• [GIVEN INSTRUCTION]
In the material below, find every line with "approved" and pull it out.

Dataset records
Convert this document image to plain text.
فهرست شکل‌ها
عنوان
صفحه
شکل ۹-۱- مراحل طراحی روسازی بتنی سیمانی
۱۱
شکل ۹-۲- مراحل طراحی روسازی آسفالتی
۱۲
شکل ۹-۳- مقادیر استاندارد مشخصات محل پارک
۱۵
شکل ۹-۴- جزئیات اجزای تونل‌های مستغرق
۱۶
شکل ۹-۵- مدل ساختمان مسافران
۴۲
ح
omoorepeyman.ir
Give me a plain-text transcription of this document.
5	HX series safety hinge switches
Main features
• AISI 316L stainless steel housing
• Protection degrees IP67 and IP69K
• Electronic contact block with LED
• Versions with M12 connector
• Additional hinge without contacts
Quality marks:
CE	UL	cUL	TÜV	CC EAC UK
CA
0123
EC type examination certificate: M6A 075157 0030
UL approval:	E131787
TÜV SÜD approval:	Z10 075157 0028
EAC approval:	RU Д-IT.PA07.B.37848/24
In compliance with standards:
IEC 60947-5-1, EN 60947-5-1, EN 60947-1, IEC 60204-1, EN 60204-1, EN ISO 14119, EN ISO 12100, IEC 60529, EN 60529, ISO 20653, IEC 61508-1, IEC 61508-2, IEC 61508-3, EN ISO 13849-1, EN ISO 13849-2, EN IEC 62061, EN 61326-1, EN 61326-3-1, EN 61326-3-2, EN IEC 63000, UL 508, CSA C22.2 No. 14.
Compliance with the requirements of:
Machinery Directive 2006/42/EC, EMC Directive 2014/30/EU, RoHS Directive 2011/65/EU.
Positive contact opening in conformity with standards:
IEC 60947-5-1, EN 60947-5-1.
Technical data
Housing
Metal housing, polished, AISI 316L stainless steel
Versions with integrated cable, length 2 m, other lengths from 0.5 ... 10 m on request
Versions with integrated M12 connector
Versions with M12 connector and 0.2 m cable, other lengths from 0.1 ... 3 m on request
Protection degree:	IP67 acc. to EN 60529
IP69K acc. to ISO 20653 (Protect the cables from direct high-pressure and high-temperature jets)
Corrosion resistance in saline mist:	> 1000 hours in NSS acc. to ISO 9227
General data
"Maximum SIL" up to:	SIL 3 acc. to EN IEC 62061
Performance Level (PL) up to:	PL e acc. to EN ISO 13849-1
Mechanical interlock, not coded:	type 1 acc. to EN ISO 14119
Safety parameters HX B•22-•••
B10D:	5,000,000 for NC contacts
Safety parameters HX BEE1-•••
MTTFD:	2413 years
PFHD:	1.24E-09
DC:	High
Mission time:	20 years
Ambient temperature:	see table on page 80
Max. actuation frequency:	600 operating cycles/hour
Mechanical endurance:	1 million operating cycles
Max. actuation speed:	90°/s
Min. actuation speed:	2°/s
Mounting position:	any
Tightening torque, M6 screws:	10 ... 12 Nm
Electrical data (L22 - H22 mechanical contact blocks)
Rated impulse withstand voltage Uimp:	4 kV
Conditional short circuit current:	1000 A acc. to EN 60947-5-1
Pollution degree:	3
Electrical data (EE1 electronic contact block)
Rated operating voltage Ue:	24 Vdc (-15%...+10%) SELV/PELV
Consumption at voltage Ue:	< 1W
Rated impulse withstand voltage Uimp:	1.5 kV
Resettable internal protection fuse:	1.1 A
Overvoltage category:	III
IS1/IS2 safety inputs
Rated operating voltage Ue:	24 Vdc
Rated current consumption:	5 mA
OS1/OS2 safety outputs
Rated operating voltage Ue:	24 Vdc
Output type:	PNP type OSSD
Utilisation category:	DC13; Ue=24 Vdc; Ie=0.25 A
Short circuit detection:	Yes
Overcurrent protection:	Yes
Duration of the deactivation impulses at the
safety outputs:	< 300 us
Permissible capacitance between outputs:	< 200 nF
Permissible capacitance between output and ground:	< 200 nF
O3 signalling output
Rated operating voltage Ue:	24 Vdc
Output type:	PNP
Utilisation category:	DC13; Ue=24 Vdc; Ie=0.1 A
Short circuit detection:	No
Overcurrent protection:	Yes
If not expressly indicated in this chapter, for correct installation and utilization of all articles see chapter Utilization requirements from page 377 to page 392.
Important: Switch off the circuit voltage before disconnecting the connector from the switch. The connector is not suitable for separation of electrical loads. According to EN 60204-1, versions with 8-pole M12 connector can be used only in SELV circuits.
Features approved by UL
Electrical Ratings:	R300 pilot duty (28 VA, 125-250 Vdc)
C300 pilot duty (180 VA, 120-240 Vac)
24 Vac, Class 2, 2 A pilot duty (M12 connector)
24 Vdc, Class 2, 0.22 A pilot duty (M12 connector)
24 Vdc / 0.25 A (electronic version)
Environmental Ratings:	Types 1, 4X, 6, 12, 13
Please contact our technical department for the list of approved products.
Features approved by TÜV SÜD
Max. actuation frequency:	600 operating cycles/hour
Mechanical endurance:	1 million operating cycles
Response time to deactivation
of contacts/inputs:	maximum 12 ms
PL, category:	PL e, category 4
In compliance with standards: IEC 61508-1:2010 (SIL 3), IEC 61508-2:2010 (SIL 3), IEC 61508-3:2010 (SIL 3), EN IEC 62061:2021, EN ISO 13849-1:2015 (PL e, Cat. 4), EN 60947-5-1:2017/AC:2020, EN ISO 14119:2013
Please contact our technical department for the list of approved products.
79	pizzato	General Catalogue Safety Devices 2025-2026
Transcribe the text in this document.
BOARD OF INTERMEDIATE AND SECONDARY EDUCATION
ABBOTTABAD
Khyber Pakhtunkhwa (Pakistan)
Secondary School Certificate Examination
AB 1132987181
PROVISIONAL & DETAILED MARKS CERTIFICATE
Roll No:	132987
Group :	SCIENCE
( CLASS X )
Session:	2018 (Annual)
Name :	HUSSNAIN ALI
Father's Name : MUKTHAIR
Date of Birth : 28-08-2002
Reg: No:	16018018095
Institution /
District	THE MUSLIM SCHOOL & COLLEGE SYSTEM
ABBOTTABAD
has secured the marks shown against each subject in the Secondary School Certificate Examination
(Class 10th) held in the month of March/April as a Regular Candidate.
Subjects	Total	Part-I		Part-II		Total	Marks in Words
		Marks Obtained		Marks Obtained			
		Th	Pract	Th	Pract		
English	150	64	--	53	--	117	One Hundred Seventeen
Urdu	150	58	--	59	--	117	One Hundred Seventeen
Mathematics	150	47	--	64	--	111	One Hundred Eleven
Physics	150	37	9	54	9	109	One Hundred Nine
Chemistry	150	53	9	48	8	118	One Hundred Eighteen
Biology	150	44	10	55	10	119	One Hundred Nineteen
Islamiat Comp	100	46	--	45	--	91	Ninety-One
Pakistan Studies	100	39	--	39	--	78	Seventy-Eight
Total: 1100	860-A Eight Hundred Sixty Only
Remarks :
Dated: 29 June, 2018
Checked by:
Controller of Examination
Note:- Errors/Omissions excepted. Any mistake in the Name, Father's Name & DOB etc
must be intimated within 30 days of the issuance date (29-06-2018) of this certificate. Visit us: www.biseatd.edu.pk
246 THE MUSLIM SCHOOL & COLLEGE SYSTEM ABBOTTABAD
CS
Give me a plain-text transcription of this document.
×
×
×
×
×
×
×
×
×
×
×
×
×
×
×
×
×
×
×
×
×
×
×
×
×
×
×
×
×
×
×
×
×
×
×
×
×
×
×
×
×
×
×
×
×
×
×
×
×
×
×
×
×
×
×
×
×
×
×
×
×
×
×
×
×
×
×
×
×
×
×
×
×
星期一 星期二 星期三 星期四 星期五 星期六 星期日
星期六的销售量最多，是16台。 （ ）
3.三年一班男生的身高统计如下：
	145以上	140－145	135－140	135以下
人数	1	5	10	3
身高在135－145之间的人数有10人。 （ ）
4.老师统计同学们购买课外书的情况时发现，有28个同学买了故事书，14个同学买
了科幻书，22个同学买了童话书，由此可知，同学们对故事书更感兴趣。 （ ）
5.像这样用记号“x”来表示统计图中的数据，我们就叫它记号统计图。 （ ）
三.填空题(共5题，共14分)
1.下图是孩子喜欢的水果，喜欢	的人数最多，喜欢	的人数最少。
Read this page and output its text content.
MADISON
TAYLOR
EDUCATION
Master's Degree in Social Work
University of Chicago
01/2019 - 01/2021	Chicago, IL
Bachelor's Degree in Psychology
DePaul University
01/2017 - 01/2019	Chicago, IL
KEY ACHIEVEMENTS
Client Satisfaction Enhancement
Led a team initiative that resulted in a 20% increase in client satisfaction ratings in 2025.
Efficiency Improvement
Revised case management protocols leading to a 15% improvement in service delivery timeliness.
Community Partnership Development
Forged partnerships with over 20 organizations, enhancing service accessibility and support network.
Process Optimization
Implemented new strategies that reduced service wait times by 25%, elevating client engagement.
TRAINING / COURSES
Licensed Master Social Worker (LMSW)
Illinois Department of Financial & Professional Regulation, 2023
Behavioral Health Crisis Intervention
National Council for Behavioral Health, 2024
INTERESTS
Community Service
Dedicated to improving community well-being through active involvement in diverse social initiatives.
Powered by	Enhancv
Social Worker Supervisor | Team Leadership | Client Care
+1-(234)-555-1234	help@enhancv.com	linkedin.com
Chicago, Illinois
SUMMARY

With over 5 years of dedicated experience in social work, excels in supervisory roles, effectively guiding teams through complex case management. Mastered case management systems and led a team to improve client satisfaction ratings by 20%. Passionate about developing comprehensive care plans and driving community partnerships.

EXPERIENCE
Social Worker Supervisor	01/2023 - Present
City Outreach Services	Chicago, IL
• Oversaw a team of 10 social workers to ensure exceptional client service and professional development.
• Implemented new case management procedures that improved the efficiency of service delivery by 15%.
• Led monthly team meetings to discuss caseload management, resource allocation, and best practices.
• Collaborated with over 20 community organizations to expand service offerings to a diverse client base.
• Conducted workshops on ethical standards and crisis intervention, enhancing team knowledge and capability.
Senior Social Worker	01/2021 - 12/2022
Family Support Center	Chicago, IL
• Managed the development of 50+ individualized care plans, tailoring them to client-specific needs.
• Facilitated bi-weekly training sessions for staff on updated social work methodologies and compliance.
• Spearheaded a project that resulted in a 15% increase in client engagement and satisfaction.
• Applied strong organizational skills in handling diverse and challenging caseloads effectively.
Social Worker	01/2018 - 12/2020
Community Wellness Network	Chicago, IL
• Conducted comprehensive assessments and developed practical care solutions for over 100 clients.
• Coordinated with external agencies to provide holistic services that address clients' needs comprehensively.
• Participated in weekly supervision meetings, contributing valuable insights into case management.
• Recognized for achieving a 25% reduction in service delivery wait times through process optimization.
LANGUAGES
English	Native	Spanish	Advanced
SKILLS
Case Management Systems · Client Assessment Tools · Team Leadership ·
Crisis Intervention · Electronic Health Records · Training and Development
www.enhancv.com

• [THE ANSWER]
Features approved by UL
Please contact our technical department for the list of approved products.
Features approved by TÜV SÜD
Please contact our technical department for the list of approved products.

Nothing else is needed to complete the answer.